▶ DATA TO USE:
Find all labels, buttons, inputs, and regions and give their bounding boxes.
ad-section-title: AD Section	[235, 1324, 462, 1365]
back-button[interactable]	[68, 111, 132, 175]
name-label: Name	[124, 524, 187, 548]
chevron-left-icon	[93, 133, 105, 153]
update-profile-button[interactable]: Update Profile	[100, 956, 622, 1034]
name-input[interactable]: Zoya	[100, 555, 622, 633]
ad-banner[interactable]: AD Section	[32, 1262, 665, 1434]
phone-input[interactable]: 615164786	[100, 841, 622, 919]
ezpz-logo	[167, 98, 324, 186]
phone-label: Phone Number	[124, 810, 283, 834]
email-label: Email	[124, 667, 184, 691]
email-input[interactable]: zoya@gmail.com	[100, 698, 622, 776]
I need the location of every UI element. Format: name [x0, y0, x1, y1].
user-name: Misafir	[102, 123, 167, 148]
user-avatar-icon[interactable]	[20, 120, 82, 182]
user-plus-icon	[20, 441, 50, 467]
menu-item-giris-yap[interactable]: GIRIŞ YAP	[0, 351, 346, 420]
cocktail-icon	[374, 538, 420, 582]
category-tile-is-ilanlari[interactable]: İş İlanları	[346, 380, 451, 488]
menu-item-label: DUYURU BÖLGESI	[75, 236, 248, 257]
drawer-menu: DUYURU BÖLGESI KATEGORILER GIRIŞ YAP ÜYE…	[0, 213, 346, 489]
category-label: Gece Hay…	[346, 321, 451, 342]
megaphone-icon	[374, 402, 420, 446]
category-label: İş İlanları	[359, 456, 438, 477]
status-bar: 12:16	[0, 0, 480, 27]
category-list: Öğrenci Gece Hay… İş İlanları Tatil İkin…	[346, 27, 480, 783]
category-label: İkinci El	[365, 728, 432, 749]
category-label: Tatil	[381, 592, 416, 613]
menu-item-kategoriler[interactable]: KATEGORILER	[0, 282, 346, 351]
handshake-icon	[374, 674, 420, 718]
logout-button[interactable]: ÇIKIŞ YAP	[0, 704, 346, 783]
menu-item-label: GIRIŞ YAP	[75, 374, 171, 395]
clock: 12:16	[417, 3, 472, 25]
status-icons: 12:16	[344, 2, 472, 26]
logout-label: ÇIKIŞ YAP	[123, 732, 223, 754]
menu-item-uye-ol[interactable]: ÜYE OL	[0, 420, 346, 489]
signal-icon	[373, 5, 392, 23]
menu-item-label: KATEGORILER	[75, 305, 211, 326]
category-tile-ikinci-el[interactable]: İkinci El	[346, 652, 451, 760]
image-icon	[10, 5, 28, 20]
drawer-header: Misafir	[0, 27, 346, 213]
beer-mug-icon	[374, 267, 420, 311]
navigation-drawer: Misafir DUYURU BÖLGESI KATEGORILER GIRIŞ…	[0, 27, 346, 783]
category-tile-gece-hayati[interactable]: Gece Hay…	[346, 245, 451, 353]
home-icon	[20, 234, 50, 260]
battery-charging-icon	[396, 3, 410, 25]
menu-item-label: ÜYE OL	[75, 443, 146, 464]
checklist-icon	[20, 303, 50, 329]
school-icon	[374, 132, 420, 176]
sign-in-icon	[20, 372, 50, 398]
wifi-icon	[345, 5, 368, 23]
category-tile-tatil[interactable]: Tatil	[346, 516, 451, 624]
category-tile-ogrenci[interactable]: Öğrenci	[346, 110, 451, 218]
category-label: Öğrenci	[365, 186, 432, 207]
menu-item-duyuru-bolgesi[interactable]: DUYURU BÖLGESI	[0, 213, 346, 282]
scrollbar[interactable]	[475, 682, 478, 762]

▶ WRITTEN EXERCISE: Can you copy out the records above verbatim, from their first line through the line that holds "704, 346, 783]", including both ends?

▶ EXERCISE RESPONSE:
Find all labels, buttons, inputs, and regions and give their bounding boxes.
ad-section-title: AD Section	[235, 1324, 462, 1365]
back-button[interactable]	[68, 111, 132, 175]
name-label: Name	[124, 524, 187, 548]
chevron-left-icon	[93, 133, 105, 153]
update-profile-button[interactable]: Update Profile	[100, 956, 622, 1034]
name-input[interactable]: Zoya	[100, 555, 622, 633]
ad-banner[interactable]: AD Section	[32, 1262, 665, 1434]
phone-input[interactable]: 615164786	[100, 841, 622, 919]
ezpz-logo	[167, 98, 324, 186]
phone-label: Phone Number	[124, 810, 283, 834]
email-label: Email	[124, 667, 184, 691]
email-input[interactable]: zoya@gmail.com	[100, 698, 622, 776]
I need the location of every UI element. Format: name [x0, y0, x1, y1].
user-name: Misafir	[102, 123, 167, 148]
user-avatar-icon[interactable]	[20, 120, 82, 182]
user-plus-icon	[20, 441, 50, 467]
menu-item-giris-yap[interactable]: GIRIŞ YAP	[0, 351, 346, 420]
cocktail-icon	[374, 538, 420, 582]
category-tile-is-ilanlari[interactable]: İş İlanları	[346, 380, 451, 488]
menu-item-label: DUYURU BÖLGESI	[75, 236, 248, 257]
drawer-menu: DUYURU BÖLGESI KATEGORILER GIRIŞ YAP ÜYE…	[0, 213, 346, 489]
category-label: Gece Hay…	[346, 321, 451, 342]
megaphone-icon	[374, 402, 420, 446]
category-label: İş İlanları	[359, 456, 438, 477]
status-bar: 12:16	[0, 0, 480, 27]
category-list: Öğrenci Gece Hay… İş İlanları Tatil İkin…	[346, 27, 480, 783]
category-label: İkinci El	[365, 728, 432, 749]
category-label: Tatil	[381, 592, 416, 613]
menu-item-kategoriler[interactable]: KATEGORILER	[0, 282, 346, 351]
handshake-icon	[374, 674, 420, 718]
logout-button[interactable]: ÇIKIŞ YAP	[0, 704, 346, 783]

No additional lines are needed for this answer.